The request = Filter this material down to the lines that hold "seinem", copying each one.

Input data =

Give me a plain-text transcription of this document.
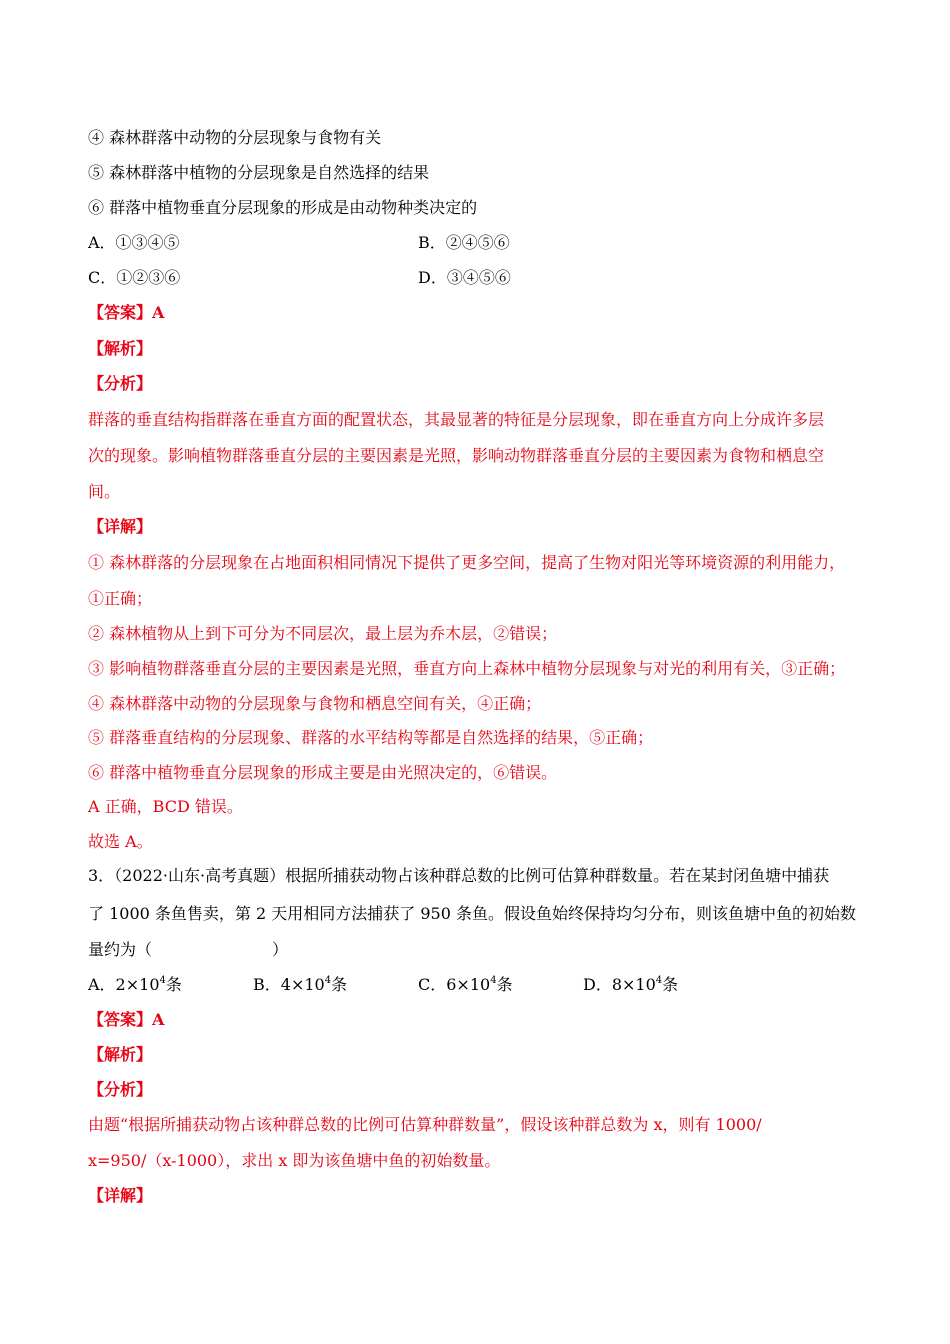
④ 森林群落中动物的分层现象与食物有关
⑤ 森林群落中植物的分层现象是自然选择的结果
⑥ 群落中植物垂直分层现象的形成是由动物种类决定的
A．①③④⑤	B．②④⑤⑥
C．①②③⑥	D．③④⑤⑥
【答案】A
【解析】
【分析】
群落的垂直结构指群落在垂直方面的配置状态，其最显著的特征是分层现象，即在垂直方向上分成许多层
次的现象。影响植物群落垂直分层的主要因素是光照，影响动物群落垂直分层的主要因素为食物和栖息空
间。
【详解】
① 森林群落的分层现象在占地面积相同情况下提供了更多空间，提高了生物对阳光等环境资源的利用能力，
①正确；
② 森林植物从上到下可分为不同层次，最上层为乔木层，②错误；
③ 影响植物群落垂直分层的主要因素是光照，垂直方向上森林中植物分层现象与对光的利用有关，③正确；
④ 森林群落中动物的分层现象与食物和栖息空间有关，④正确；
⑤ 群落垂直结构的分层现象、群落的水平结构等都是自然选择的结果，⑤正确；
⑥ 群落中植物垂直分层现象的形成主要是由光照决定的，⑥错误。
A 正确，BCD 错误。
故选 A。
3．（2022·山东·高考真题）根据所捕获动物占该种群总数的比例可估算种群数量。若在某封闭鱼塘中捕获
了 1000 条鱼售卖，第 2 天用相同方法捕获了 950 条鱼。假设鱼始终保持均匀分布，则该鱼塘中鱼的初始数
量约为（	）
A．$2\times 10^4$条	B．$4\times 10^4$条	C．$6\times 10^4$条	D．$8\times 10^4$条
【答案】A
【解析】
【分析】
由题“根据所捕获动物占该种群总数的比例可估算种群数量”，假设该种群总数为 x，则有 1000/
x=950/（x-1000），求出 x 即为该鱼塘中鱼的初始数量。
【详解】
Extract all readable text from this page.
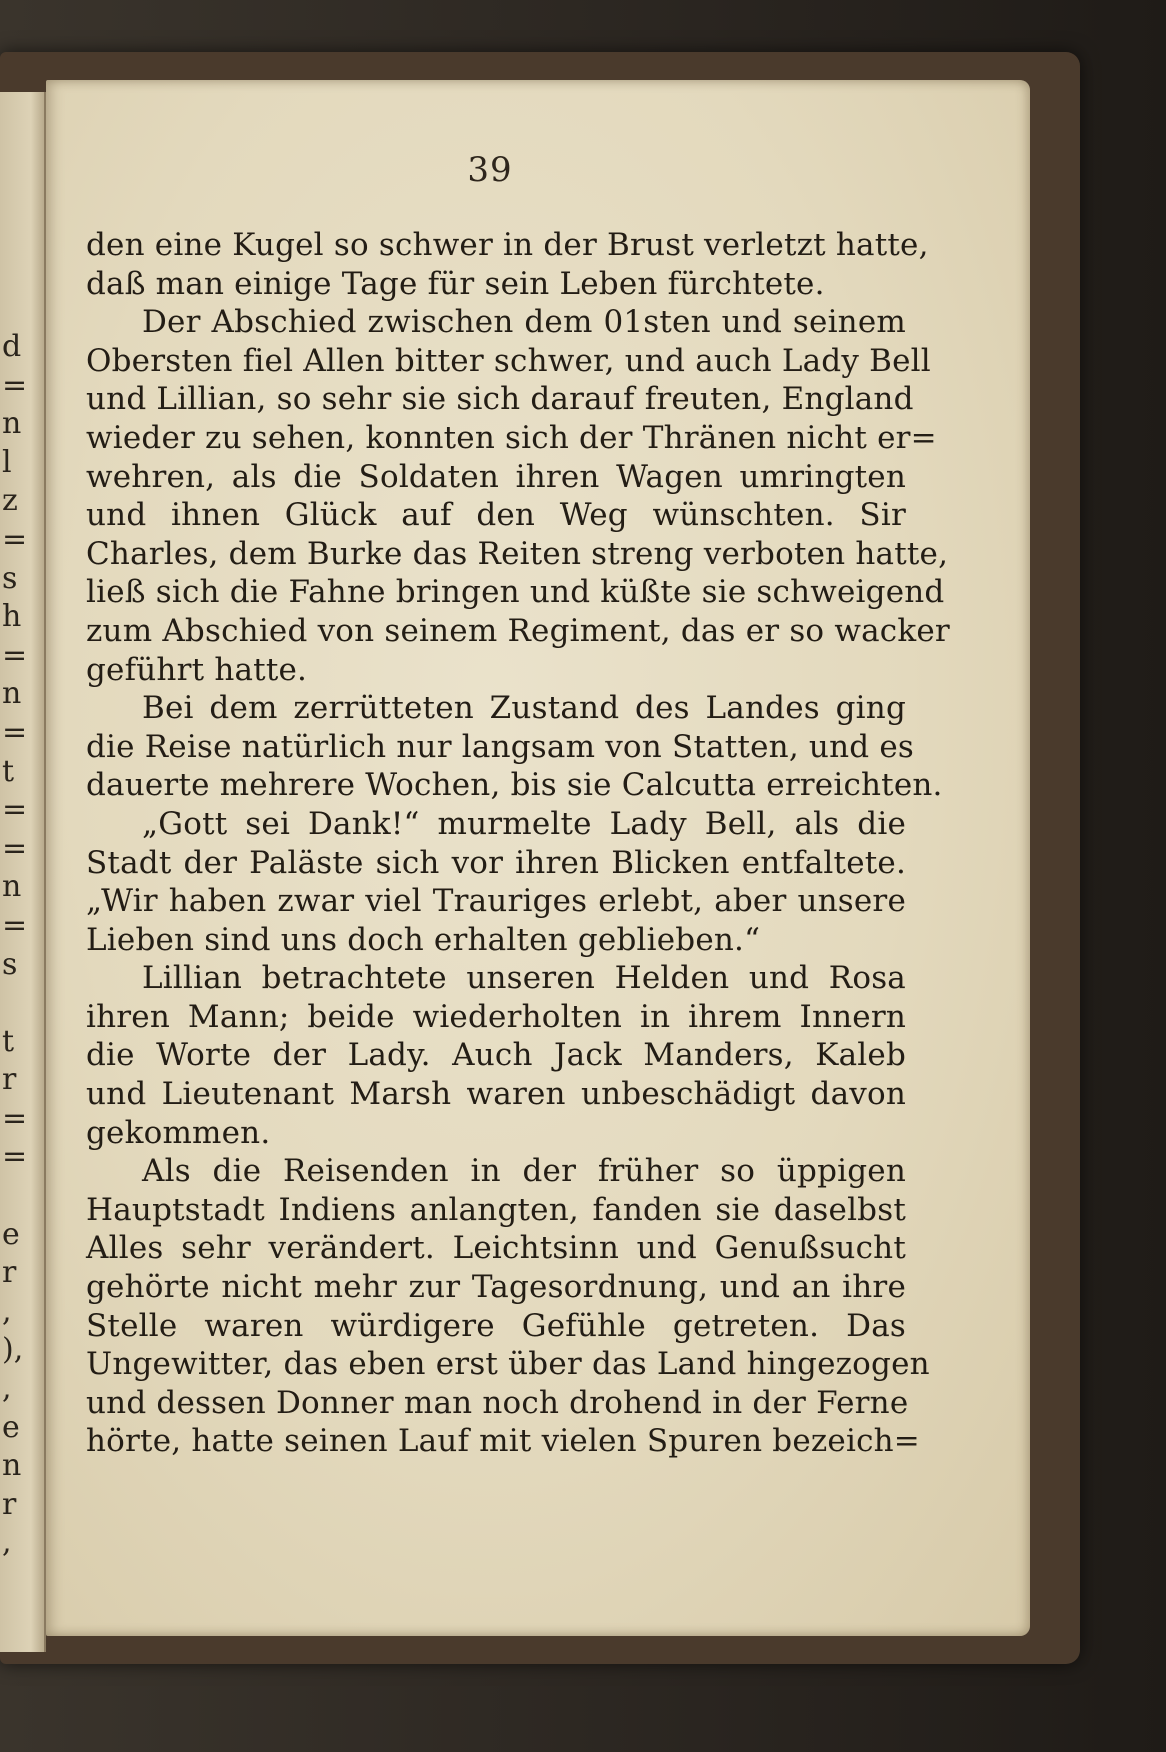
d
=
n
l
z
=
s
h
=
n
=
t
=
=
n
=
s
t
r
=
=
e
r
,
),
,
e
n
r
,
39
den eine Kugel so schwer in der Brust verletzt hatte,
daß man einige Tage für sein Leben fürchtete.
Der Abschied zwischen dem 01sten und seinem
Obersten fiel Allen bitter schwer, und auch Lady Bell
und Lillian, so sehr sie sich darauf freuten, England
wieder zu sehen, konnten sich der Thränen nicht er=
wehren, als die Soldaten ihren Wagen umringten
und ihnen Glück auf den Weg wünschten. Sir
Charles, dem Burke das Reiten streng verboten hatte,
ließ sich die Fahne bringen und küßte sie schweigend
zum Abschied von seinem Regiment, das er so wacker
geführt hatte.
Bei dem zerrütteten Zustand des Landes ging
die Reise natürlich nur langsam von Statten, und es
dauerte mehrere Wochen, bis sie Calcutta erreichten.
„Gott sei Dank!“ murmelte Lady Bell, als die
Stadt der Paläste sich vor ihren Blicken entfaltete.
„Wir haben zwar viel Trauriges erlebt, aber unsere
Lieben sind uns doch erhalten geblieben.“
Lillian betrachtete unseren Helden und Rosa
ihren Mann; beide wiederholten in ihrem Innern
die Worte der Lady. Auch Jack Manders, Kaleb
und Lieutenant Marsh waren unbeschädigt davon
gekommen.
Als die Reisenden in der früher so üppigen
Hauptstadt Indiens anlangten, fanden sie daselbst
Alles sehr verändert. Leichtsinn und Genußsucht
gehörte nicht mehr zur Tagesordnung, und an ihre
Stelle waren würdigere Gefühle getreten. Das
Ungewitter, das eben erst über das Land hingezogen
und dessen Donner man noch drohend in der Ferne
hörte, hatte seinen Lauf mit vielen Spuren bezeich=
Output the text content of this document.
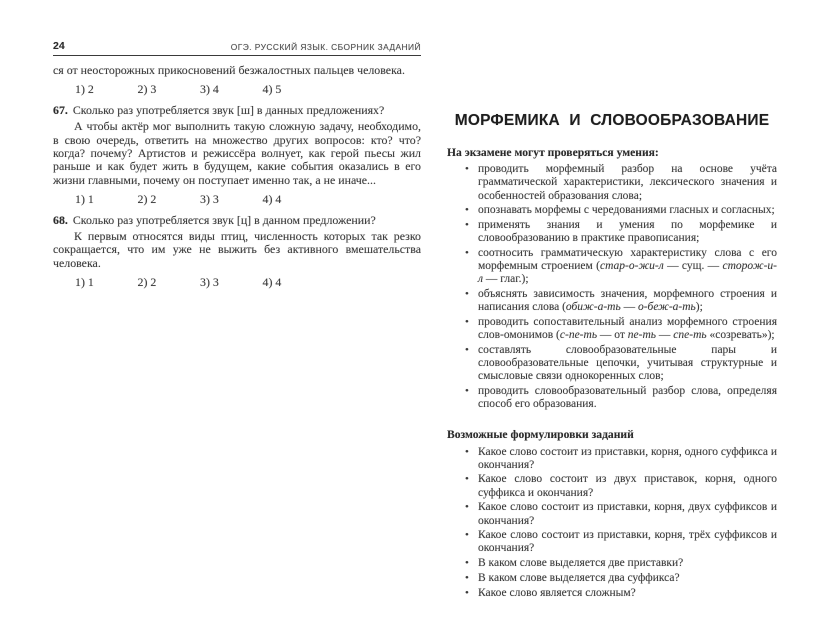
24	ОГЭ. РУССКИЙ ЯЗЫК. СБОРНИК ЗАДАНИЙ

ся от неосторожных прикосновений безжалостных пальцев человека.

1) 2	2) 3	3) 4	4) 5

67. Сколько раз употребляется звук [ш] в данных предложениях?

А чтобы актёр мог выполнить такую сложную задачу, необходимо, в свою очередь, ответить на множество других вопросов: кто? что? когда? почему? Артистов и режиссёра волнует, как герой пьесы жил раньше и как будет жить в будущем, какие события оказались в его жизни главными, почему он поступает именно так, а не иначе...

1) 1	2) 2	3) 3	4) 4

68. Сколько раз употребляется звук [ц] в данном предложении?

К первым относятся виды птиц, численность которых так резко сокращается, что им уже не выжить без активного вмешательства человека.

1) 1	2) 2	3) 3	4) 4
МОРФЕМИКА И СЛОВООБРАЗОВАНИЕ

На экзамене могут проверяться умения:

• проводить морфемный разбор на основе учёта грамматической характеристики, лексического значения и особенностей образования слова;
• опознавать морфемы с чередованиями гласных и согласных;
• применять знания и умения по морфемике и словообразованию в практике правописания;
• соотносить грамматическую характеристику слова с его морфемным строением (стар-о-жи-л — сущ. — сторож-и-л — глаг.);
• объяснять зависимость значения, морфемного строения и написания слова (обиж-а-ть — о-беж-а-ть);
• проводить сопоставительный анализ морфемного строения слов-омонимов (с-пе-ть — от пе-ть — спе-ть «созревать»);
• составлять словообразовательные пары и словообразовательные цепочки, учитывая структурные и смысловые связи однокоренных слов;
• проводить словообразовательный разбор слова, определяя способ его образования.

Возможные формулировки заданий

• Какое слово состоит из приставки, корня, одного суффикса и окончания?
• Какое слово состоит из двух приставок, корня, одного суффикса и окончания?
• Какое слово состоит из приставки, корня, двух суффиксов и окончания?
• Какое слово состоит из приставки, корня, трёх суффиксов и окончания?
• В каком слове выделяется две приставки?
• В каком слове выделяется два суффикса?
• Какое слово является сложным?
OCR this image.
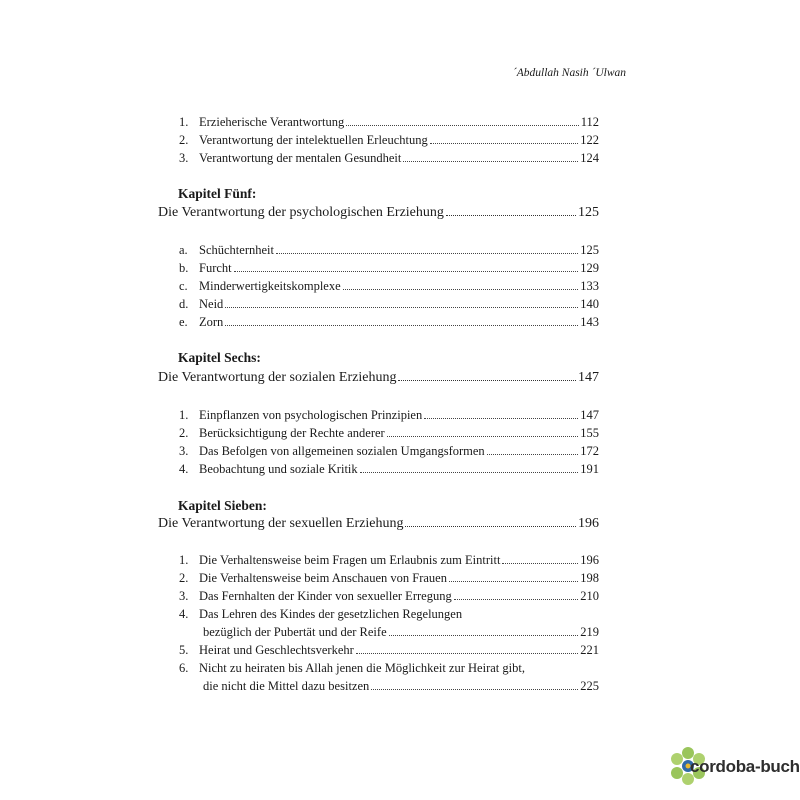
´Abdullah Nasih ´Ulwan
1. Erzieherische Verantwortung	112
2. Verantwortung der intelektuellen Erleuchtung	122
3. Verantwortung der mentalen Gesundheit	124
Kapitel Fünf:
Die Verantwortung der psychologischen Erziehung	125
a. Schüchternheit	125
b. Furcht	129
c. Minderwertigkeitskomplexe	133
d. Neid	140
e. Zorn	143
Kapitel Sechs:
Die Verantwortung der sozialen Erziehung	147
1. Einpflanzen von psychologischen Prinzipien	147
2. Berücksichtigung der Rechte anderer	155
3. Das Befolgen von allgemeinen sozialen Umgangsformen	172
4. Beobachtung und soziale Kritik	191
Kapitel Sieben:
Die Verantwortung der sexuellen Erziehung	196
1. Die Verhaltensweise beim Fragen um Erlaubnis zum Eintritt	196
2. Die Verhaltensweise beim Anschauen von Frauen	198
3. Das Fernhalten der Kinder von sexueller Erregung	210
4. Das Lehren des Kindes der gesetzlichen Regelungen
bezüglich der Pubertät und der Reife	219
5. Heirat und Geschlechtsverkehr	221
6. Nicht zu heiraten bis Allah jenen die Möglichkeit zur Heirat gibt,
die nicht die Mittel dazu besitzen	225
cordoba-buch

Exercise solution =
Der Abschied zwischen dem 01sten und seinem
zum Abschied von seinem Regiment, das er so wacker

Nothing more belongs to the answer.